Your task:
Please update the passage below about Pink's recordings: rewrite the part between "Dedicated to Bobby" and "with his band.", inclusive, with "LP" changed to "album".

Supplied passage:
Dedicated to Bobby Jameson, released in September 2017, marked Pink's first solo LP on Mexican Summer. In deliberate contrast to Pom Pom, it was recorded with a relatively small group of people at his home. The album was released to a number 193 chart peak amid generally favorable reviews. In promotional interviews, Pink indicated that his desire for attention and willingness to release albums has declined, and instead talked mostly about the musician Bobby Jameson. In November 2018, he performed among artists celebrating the tenth anniversary of Mexican Summer, where he announced on stage that he intended it to be his final show with his band.

In 2019, Mexican Summer announced that they would issue remastered and expanded editions of Pink's original Haunted Graffiti albums in addition to compilations of previously unreleased work recorded between 1999 and 2018. These remasters sought to correct various engineering mistakes from the Paw Tracks reissues, such as restoring stereo tracks that had been collapsed to mono.

Source data:
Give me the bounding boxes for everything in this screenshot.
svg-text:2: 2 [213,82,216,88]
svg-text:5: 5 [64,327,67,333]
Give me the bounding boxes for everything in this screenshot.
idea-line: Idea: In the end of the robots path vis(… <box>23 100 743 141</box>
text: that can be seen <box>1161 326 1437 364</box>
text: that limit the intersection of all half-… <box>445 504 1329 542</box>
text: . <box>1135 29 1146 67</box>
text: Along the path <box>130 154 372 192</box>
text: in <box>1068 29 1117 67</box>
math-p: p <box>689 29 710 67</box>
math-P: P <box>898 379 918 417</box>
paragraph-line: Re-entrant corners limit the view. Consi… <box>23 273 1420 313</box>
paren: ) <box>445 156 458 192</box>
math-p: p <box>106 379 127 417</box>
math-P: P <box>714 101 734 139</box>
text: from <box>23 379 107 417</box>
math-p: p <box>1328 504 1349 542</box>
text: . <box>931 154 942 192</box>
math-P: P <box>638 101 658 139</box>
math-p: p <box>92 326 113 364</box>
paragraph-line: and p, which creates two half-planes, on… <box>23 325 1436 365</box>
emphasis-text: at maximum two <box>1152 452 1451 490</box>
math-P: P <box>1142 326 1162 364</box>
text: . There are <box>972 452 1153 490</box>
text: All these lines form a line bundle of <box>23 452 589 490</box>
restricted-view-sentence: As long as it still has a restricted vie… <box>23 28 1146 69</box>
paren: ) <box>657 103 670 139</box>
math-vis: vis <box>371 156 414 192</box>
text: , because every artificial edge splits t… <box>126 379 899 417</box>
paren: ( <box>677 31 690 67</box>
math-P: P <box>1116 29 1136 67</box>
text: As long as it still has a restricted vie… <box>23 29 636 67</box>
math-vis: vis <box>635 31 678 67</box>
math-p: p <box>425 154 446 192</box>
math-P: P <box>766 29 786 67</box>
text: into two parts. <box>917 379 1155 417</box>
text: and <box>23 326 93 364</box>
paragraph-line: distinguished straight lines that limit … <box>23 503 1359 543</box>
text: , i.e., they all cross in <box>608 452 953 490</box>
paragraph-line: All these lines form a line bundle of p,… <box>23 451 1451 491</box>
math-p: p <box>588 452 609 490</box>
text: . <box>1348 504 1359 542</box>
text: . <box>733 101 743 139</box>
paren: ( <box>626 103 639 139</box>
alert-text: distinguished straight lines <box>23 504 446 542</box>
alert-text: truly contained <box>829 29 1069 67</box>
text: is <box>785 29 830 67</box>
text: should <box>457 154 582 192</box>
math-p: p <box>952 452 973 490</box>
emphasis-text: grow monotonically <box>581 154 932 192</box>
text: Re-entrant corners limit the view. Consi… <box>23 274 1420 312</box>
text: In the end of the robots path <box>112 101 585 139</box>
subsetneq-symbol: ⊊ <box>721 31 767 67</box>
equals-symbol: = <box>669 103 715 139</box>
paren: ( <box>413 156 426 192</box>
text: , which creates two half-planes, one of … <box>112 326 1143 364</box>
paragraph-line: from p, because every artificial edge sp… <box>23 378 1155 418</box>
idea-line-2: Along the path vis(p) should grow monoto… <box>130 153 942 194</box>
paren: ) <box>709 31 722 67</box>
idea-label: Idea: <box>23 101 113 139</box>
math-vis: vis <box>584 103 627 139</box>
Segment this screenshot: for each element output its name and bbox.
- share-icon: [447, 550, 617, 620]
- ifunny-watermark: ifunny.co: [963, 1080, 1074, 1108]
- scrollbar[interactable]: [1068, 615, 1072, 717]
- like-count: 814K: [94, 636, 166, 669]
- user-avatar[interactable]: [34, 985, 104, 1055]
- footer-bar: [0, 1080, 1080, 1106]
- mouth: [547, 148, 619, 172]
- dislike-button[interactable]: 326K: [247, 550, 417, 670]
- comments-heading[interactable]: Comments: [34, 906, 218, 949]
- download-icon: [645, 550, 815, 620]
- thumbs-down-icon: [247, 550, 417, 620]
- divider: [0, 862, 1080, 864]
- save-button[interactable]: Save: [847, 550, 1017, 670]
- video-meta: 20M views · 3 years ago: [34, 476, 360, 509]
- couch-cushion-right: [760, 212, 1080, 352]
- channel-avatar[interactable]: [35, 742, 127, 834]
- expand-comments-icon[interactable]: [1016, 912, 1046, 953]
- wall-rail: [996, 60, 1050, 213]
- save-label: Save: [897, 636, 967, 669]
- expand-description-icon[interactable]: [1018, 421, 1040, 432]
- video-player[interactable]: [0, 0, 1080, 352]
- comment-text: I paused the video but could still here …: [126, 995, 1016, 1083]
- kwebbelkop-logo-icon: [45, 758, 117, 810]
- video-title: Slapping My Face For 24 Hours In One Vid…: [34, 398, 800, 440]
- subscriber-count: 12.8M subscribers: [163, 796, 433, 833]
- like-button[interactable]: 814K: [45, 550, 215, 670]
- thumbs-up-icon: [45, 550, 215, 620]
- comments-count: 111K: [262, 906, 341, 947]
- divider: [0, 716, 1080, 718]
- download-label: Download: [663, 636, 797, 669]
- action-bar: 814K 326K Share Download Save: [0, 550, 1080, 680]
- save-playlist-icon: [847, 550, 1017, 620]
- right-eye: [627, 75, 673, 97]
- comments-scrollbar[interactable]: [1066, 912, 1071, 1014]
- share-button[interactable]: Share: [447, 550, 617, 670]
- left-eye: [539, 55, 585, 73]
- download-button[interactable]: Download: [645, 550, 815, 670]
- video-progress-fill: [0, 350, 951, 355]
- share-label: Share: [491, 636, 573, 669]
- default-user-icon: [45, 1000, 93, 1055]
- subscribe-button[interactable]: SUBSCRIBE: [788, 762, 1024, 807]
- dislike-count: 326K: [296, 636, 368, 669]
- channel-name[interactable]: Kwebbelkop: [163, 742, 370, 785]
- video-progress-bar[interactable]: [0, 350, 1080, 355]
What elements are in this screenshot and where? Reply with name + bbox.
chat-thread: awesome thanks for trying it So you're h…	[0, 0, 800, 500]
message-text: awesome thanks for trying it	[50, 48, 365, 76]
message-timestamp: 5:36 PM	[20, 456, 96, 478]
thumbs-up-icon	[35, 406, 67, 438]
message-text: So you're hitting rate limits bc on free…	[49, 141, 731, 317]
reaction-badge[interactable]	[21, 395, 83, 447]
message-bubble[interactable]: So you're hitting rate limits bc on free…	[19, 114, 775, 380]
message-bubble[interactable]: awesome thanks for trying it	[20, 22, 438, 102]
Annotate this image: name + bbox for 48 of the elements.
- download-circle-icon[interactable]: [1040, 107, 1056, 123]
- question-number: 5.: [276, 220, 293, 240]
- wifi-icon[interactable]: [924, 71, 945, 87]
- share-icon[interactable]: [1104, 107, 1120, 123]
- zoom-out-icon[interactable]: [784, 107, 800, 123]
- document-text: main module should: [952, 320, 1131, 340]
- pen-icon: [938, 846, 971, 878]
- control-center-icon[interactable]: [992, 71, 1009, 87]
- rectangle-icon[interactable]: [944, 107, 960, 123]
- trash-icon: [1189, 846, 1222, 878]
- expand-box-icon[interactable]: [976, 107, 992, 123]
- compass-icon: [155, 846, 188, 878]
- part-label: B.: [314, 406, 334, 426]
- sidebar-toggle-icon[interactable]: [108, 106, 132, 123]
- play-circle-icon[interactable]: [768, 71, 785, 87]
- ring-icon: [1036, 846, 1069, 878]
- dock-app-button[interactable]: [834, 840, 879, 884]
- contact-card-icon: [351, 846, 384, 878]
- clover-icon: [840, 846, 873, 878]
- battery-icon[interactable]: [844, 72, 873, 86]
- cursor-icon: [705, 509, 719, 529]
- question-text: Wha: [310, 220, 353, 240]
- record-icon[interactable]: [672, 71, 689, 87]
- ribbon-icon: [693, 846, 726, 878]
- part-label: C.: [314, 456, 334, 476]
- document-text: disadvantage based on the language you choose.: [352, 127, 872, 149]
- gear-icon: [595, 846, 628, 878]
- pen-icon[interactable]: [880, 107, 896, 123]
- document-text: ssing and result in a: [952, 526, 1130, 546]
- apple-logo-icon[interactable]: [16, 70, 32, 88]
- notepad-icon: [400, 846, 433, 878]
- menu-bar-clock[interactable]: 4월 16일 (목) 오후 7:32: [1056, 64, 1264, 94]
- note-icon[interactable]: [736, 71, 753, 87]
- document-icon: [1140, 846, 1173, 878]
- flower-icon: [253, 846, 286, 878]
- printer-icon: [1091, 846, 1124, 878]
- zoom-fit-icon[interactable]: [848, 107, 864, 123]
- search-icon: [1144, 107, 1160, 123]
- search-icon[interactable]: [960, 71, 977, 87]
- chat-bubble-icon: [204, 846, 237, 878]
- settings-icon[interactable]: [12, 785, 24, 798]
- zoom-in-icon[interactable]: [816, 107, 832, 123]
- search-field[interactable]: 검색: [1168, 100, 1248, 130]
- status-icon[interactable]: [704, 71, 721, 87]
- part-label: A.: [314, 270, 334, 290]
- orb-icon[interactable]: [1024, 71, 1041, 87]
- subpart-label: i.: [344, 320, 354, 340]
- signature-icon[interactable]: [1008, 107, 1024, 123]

Task response:
Dedicated to Bobby Jameson, released in September 2017, marked Pink's first solo album on Mexican Summer. In deliberate contrast to Pom Pom, it was recorded with a relatively small group of people at his home. The album was released to a number 193 chart peak amid generally favorable reviews. In promotional interviews, Pink indicated that his desire for attention and willingness to release albums has declined, and instead talked mostly about the musician Bobby Jameson. In November 2018, he performed among artists celebrating the tenth anniversary of Mexican Summer, where he announced on stage that he intended it to be his final show with his band.